**Source data**
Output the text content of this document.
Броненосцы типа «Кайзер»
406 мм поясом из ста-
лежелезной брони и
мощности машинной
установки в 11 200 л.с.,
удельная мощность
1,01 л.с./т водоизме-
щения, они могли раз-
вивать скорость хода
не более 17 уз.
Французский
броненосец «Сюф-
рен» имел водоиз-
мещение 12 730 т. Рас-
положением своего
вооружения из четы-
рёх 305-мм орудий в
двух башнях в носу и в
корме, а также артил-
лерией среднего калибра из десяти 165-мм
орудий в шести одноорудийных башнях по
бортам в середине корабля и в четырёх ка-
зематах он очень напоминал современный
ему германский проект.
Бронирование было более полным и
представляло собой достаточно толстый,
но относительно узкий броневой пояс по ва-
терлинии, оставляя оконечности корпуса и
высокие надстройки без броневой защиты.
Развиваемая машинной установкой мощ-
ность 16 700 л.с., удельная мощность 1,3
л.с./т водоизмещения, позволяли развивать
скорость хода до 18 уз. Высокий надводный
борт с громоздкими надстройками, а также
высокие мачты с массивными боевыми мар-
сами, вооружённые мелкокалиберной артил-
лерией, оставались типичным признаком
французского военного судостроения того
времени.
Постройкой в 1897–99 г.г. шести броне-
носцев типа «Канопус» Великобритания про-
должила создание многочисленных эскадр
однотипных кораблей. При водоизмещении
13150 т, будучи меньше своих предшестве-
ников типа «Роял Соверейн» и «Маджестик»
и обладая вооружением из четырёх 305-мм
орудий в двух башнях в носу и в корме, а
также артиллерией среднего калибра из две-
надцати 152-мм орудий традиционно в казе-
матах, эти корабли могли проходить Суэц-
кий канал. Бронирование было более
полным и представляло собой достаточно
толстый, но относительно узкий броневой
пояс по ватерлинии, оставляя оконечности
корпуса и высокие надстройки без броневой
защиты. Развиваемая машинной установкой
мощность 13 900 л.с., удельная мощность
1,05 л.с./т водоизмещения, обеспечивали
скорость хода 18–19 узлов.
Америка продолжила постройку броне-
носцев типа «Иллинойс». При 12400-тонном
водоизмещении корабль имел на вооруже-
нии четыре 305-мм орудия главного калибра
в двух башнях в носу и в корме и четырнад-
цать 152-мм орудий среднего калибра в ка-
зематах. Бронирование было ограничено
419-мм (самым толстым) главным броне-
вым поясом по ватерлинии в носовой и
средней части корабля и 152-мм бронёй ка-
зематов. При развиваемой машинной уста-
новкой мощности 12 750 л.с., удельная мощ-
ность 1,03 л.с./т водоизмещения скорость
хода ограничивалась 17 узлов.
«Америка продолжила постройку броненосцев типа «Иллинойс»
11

**Work required**
Extract every record and return it verbatim.

**Response to the task**
Output the text content of this document.
Броненосцы типа «Кайзер»
406 мм поясом из ста-
лежелезной брони и
мощности машинной
установки в 11 200 л.с.,
удельная мощность
1,01 л.с./т водоизме-
щения, они могли раз-
вивать скорость хода
не более 17 уз.
Французский
броненосец «Сюф-
рен» имел водоиз-
мещение 12 730 т. Рас-
положением своего
вооружения из четы-
рёх 305-мм орудий в
двух башнях в носу и в
корме, а также артил-
лерией среднего калибра из десяти 165-мм
орудий в шести одноорудийных башнях по
бортам в середине корабля и в четырёх ка-
зематах он очень напоминал современный
ему германский проект.
Бронирование было более полным и
представляло собой достаточно толстый,
но относительно узкий броневой пояс по ва-
терлинии, оставляя оконечности корпуса и
высокие надстройки без броневой защиты.
Развиваемая машинной установкой мощ-
ность 16 700 л.с., удельная мощность 1,3
л.с./т водоизмещения, позволяли развивать
скорость хода до 18 уз. Высокий надводный
борт с громоздкими надстройками, а также
высокие мачты с массивными боевыми мар-
сами, вооружённые мелкокалиберной артил-
лерией, оставались типичным признаком
французского военного судостроения того
времени.
Постройкой в 1897–99 г.г. шести броне-
носцев типа «Канопус» Великобритания про-
должила создание многочисленных эскадр
однотипных кораблей. При водоизмещении
13150 т, будучи меньше своих предшестве-
ников типа «Роял Соверейн» и «Маджестик»
и обладая вооружением из четырёх 305-мм
орудий в двух башнях в носу и в корме, а
также артиллерией среднего калибра из две-
надцати 152-мм орудий традиционно в казе-
матах, эти корабли могли проходить Суэц-
кий канал. Бронирование было более
полным и представляло собой достаточно
толстый, но относительно узкий броневой
пояс по ватерлинии, оставляя оконечности
корпуса и высокие надстройки без броневой
защиты. Развиваемая машинной установкой
мощность 13 900 л.с., удельная мощность
1,05 л.с./т водоизмещения, обеспечивали
скорость хода 18–19 узлов.
Америка продолжила постройку броне-
носцев типа «Иллинойс». При 12400-тонном
водоизмещении корабль имел на вооруже-
нии четыре 305-мм орудия главного калибра
в двух башнях в носу и в корме и четырнад-
цать 152-мм орудий среднего калибра в ка-
зематах. Бронирование было ограничено
419-мм (самым толстым) главным броне-
вым поясом по ватерлинии в носовой и
средней части корабля и 152-мм бронёй ка-
зематов. При развиваемой машинной уста-
новкой мощности 12 750 л.с., удельная мощ-
ность 1,03 л.с./т водоизмещения скорость
хода ограничивалась 17 узлов.
«Америка продолжила постройку броненосцев типа «Иллинойс»
11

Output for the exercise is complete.